## What the task asks
Records follow. Copy every line with "Wasserhahn".

## Material shown
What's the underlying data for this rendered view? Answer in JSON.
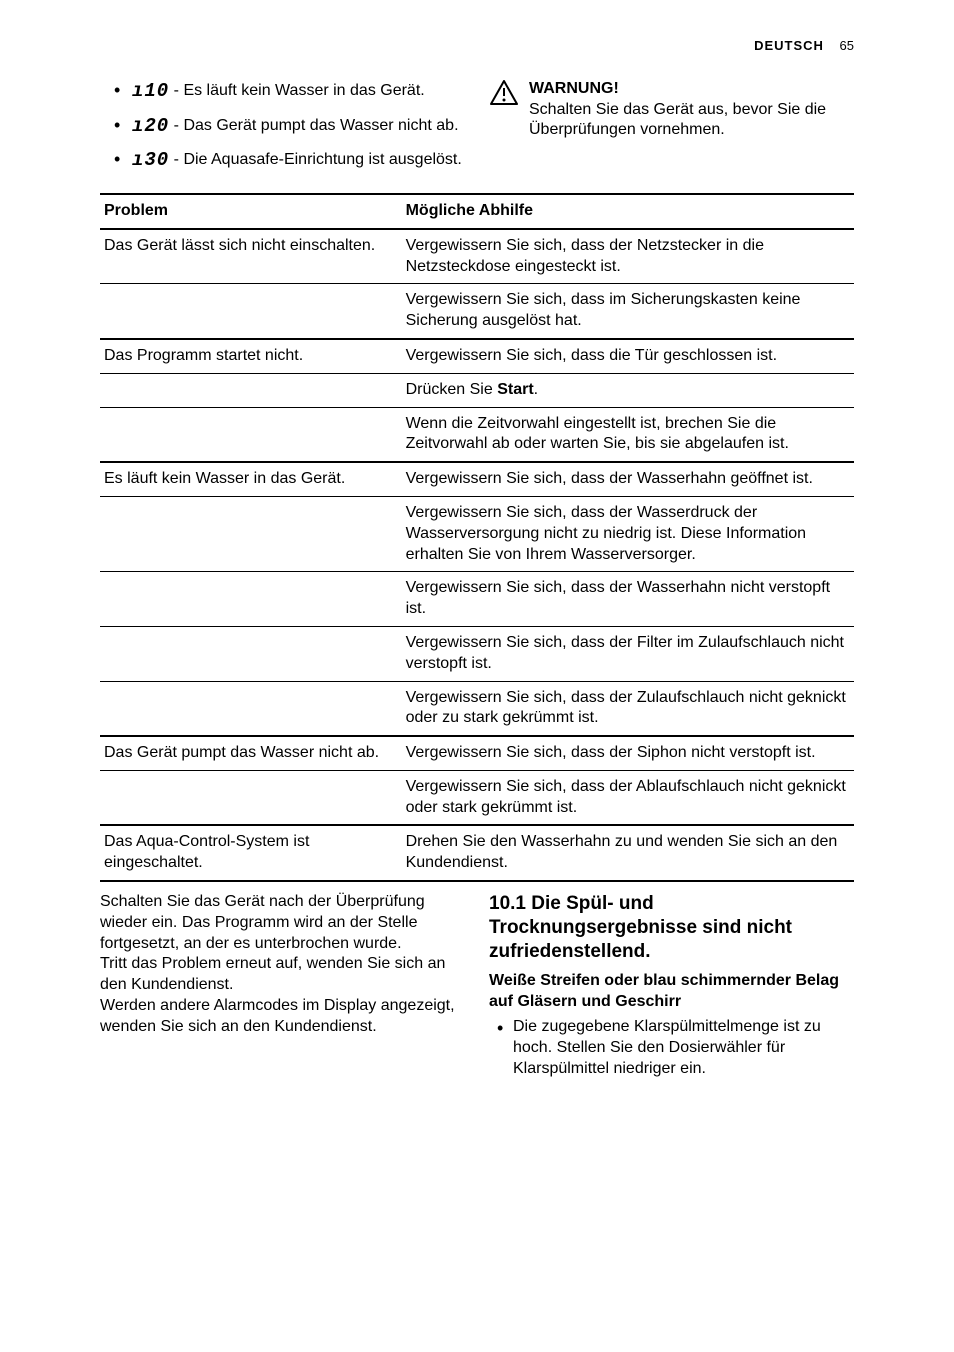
{
  "header": {
    "language": "DEUTSCH",
    "page": "65"
  },
  "errors": [
    {
      "code_glyph": "ı10",
      "text": " - Es läuft kein Wasser in das Gerät."
    },
    {
      "code_glyph": "ı20",
      "text": " - Das Gerät pumpt das Wasser nicht ab."
    },
    {
      "code_glyph": "ı30",
      "text": " - Die Aquasafe-Einrichtung ist ausgelöst."
    }
  ],
  "warning": {
    "title": "WARNUNG!",
    "body": "Schalten Sie das Gerät aus, bevor Sie die Überprüfungen vornehmen."
  },
  "table": {
    "headers": {
      "problem": "Problem",
      "remedy": "Mögliche Abhilfe"
    },
    "rows": [
      {
        "problem": "Das Gerät lässt sich nicht einschalten.",
        "remedy": "Vergewissern Sie sich, dass der Netzstecker in die Netzsteckdose eingesteckt ist.",
        "heavy": false
      },
      {
        "problem": "",
        "remedy": "Vergewissern Sie sich, dass im Sicherungskasten keine Sicherung ausgelöst hat.",
        "heavy": false
      },
      {
        "problem": "Das Programm startet nicht.",
        "remedy": "Vergewissern Sie sich, dass die Tür geschlossen ist.",
        "heavy": true
      },
      {
        "problem": "",
        "remedy_pre": "Drücken Sie ",
        "remedy_bold": "Start",
        "remedy_post": ".",
        "heavy": false
      },
      {
        "problem": "",
        "remedy": "Wenn die Zeitvorwahl eingestellt ist, brechen Sie die Zeitvorwahl ab oder warten Sie, bis sie abgelaufen ist.",
        "heavy": false
      },
      {
        "problem": "Es läuft kein Wasser in das Gerät.",
        "remedy": "Vergewissern Sie sich, dass der Wasserhahn geöffnet ist.",
        "heavy": true
      },
      {
        "problem": "",
        "remedy": "Vergewissern Sie sich, dass der Wasserdruck der Wasserversorgung nicht zu niedrig ist. Diese Information erhalten Sie von Ihrem Wasserversorger.",
        "heavy": false
      },
      {
        "problem": "",
        "remedy": "Vergewissern Sie sich, dass der Wasserhahn nicht verstopft ist.",
        "heavy": false
      },
      {
        "problem": "",
        "remedy": "Vergewissern Sie sich, dass der Filter im Zulaufschlauch nicht verstopft ist.",
        "heavy": false
      },
      {
        "problem": "",
        "remedy": "Vergewissern Sie sich, dass der Zulaufschlauch nicht geknickt oder zu stark gekrümmt ist.",
        "heavy": false
      },
      {
        "problem": "Das Gerät pumpt das Wasser nicht ab.",
        "remedy": "Vergewissern Sie sich, dass der Siphon nicht verstopft ist.",
        "heavy": true
      },
      {
        "problem": "",
        "remedy": "Vergewissern Sie sich, dass der Ablaufschlauch nicht geknickt oder stark gekrümmt ist.",
        "heavy": false
      },
      {
        "problem": "Das Aqua-Control-System ist eingeschaltet.",
        "remedy": "Drehen Sie den Wasserhahn zu und wenden Sie sich an den Kundendienst.",
        "heavy": true
      }
    ]
  },
  "after_table": "Schalten Sie das Gerät nach der Überprüfung wieder ein. Das Programm wird an der Stelle fortgesetzt, an der es unterbrochen wurde.\nTritt das Problem erneut auf, wenden Sie sich an den Kundendienst.\nWerden andere Alarmcodes im Display angezeigt, wenden Sie sich an den Kundendienst.",
  "section": {
    "number": "10.1",
    "title": " Die Spül- und Trocknungsergebnisse sind nicht zufriedenstellend.",
    "sub": "Weiße Streifen oder blau schimmernder Belag auf Gläsern und Geschirr",
    "bullet": "Die zugegebene Klarspülmittelmenge ist zu hoch. Stellen Sie den Dosierwähler für Klarspülmittel niedriger ein."
  }
}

## Final result
        "remedy": "Vergewissern Sie sich, dass der Wasserhahn geöffnet ist.",
        "remedy": "Vergewissern Sie sich, dass der Wasserhahn nicht verstopft ist.",
        "remedy": "Drehen Sie den Wasserhahn zu und wenden Sie sich an den Kundendienst.",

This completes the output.